__Directions__
Retype the records below exactly as they appear.

__Data supplied__
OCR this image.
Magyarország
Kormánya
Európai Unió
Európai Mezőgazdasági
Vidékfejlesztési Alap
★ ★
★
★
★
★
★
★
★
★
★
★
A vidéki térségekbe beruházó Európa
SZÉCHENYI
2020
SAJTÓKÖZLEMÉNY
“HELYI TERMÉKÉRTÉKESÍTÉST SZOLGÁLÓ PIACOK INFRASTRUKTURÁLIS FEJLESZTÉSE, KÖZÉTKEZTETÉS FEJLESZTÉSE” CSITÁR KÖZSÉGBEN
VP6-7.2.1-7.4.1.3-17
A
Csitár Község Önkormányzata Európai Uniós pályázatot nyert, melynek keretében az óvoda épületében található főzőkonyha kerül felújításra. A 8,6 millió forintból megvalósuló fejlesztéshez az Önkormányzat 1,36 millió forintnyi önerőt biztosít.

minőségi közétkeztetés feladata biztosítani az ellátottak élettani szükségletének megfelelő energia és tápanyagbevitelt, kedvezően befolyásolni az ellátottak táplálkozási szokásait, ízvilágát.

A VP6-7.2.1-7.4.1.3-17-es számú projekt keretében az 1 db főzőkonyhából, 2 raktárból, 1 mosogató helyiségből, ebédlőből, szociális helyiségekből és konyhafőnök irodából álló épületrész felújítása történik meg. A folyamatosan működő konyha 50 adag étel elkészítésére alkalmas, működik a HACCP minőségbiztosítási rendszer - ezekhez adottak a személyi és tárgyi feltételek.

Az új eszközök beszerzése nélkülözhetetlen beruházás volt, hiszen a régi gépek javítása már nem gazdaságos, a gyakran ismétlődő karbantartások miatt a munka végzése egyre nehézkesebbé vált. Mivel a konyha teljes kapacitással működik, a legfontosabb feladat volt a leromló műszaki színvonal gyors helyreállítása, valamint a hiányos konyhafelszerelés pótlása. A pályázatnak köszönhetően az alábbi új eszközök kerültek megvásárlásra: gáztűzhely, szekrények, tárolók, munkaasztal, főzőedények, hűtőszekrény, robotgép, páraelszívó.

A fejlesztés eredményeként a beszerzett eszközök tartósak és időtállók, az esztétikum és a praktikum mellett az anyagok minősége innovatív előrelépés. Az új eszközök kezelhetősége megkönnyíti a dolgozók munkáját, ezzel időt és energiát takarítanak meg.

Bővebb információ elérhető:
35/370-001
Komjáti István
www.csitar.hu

__Answer in full__
OCR this image.
Magyarország
Kormánya
Európai Unió
Európai Mezőgazdasági
Vidékfejlesztési Alap
★ ★
★
★
★
★
★
★
★
★
★
★
A vidéki térségekbe beruházó Európa
SZÉCHENYI
2020
SAJTÓKÖZLEMÉNY
“HELYI TERMÉKÉRTÉKESÍTÉST SZOLGÁLÓ PIACOK INFRASTRUKTURÁLIS FEJLESZTÉSE, KÖZÉTKEZTETÉS FEJLESZTÉSE” CSITÁR KÖZSÉGBEN
VP6-7.2.1-7.4.1.3-17
A
Csitár Község Önkormányzata Európai Uniós pályázatot nyert, melynek keretében az óvoda épületében található főzőkonyha kerül felújításra. A 8,6 millió forintból megvalósuló fejlesztéshez az Önkormányzat 1,36 millió forintnyi önerőt biztosít.

minőségi közétkeztetés feladata biztosítani az ellátottak élettani szükségletének megfelelő energia és tápanyagbevitelt, kedvezően befolyásolni az ellátottak táplálkozási szokásait, ízvilágát.

A VP6-7.2.1-7.4.1.3-17-es számú projekt keretében az 1 db főzőkonyhából, 2 raktárból, 1 mosogató helyiségből, ebédlőből, szociális helyiségekből és konyhafőnök irodából álló épületrész felújítása történik meg. A folyamatosan működő konyha 50 adag étel elkészítésére alkalmas, működik a HACCP minőségbiztosítási rendszer - ezekhez adottak a személyi és tárgyi feltételek.

Az új eszközök beszerzése nélkülözhetetlen beruházás volt, hiszen a régi gépek javítása már nem gazdaságos, a gyakran ismétlődő karbantartások miatt a munka végzése egyre nehézkesebbé vált. Mivel a konyha teljes kapacitással működik, a legfontosabb feladat volt a leromló műszaki színvonal gyors helyreállítása, valamint a hiányos konyhafelszerelés pótlása. A pályázatnak köszönhetően az alábbi új eszközök kerültek megvásárlásra: gáztűzhely, szekrények, tárolók, munkaasztal, főzőedények, hűtőszekrény, robotgép, páraelszívó.

A fejlesztés eredményeként a beszerzett eszközök tartósak és időtállók, az esztétikum és a praktikum mellett az anyagok minősége innovatív előrelépés. Az új eszközök kezelhetősége megkönnyíti a dolgozók munkáját, ezzel időt és energiát takarítanak meg.

Bővebb információ elérhető:
35/370-001
Komjáti István
www.csitar.hu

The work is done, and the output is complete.